**GIVEN EXERCISE**
Copy each line below in which the string "name" occurs.
_ _ _ _ _ _ _
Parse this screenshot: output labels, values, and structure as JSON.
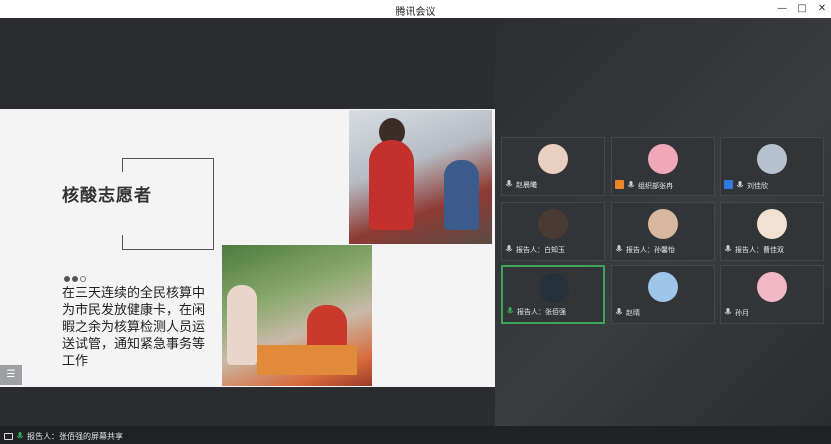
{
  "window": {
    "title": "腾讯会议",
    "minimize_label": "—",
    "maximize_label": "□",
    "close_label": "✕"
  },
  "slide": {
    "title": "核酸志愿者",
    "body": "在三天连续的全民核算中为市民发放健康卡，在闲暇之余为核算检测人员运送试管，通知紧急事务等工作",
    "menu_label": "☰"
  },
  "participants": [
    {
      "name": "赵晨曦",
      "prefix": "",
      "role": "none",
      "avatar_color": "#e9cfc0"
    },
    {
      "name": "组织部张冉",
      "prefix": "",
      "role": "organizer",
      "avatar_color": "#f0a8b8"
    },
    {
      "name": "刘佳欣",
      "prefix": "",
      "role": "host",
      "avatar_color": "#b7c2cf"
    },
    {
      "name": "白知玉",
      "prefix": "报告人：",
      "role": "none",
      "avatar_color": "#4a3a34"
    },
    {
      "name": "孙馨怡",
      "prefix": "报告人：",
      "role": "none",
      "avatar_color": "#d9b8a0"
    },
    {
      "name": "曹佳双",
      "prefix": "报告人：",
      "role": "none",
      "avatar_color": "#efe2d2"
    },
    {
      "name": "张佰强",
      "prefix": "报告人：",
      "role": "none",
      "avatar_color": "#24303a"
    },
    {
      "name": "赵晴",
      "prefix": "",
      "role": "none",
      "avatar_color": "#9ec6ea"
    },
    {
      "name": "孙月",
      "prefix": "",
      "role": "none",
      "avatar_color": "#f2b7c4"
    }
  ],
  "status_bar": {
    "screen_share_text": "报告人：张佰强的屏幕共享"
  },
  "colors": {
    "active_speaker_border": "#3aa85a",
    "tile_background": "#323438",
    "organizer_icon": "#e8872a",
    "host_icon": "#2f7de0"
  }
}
_ _ _ _ _ _ _
**WORKED ANSWER**
      "name": "赵晨曦",
      "name": "组织部张冉",
      "name": "刘佳欣",
      "name": "白知玉",
      "name": "孙馨怡",
      "name": "曹佳双",
      "name": "张佰强",
      "name": "赵晴",
      "name": "孙月",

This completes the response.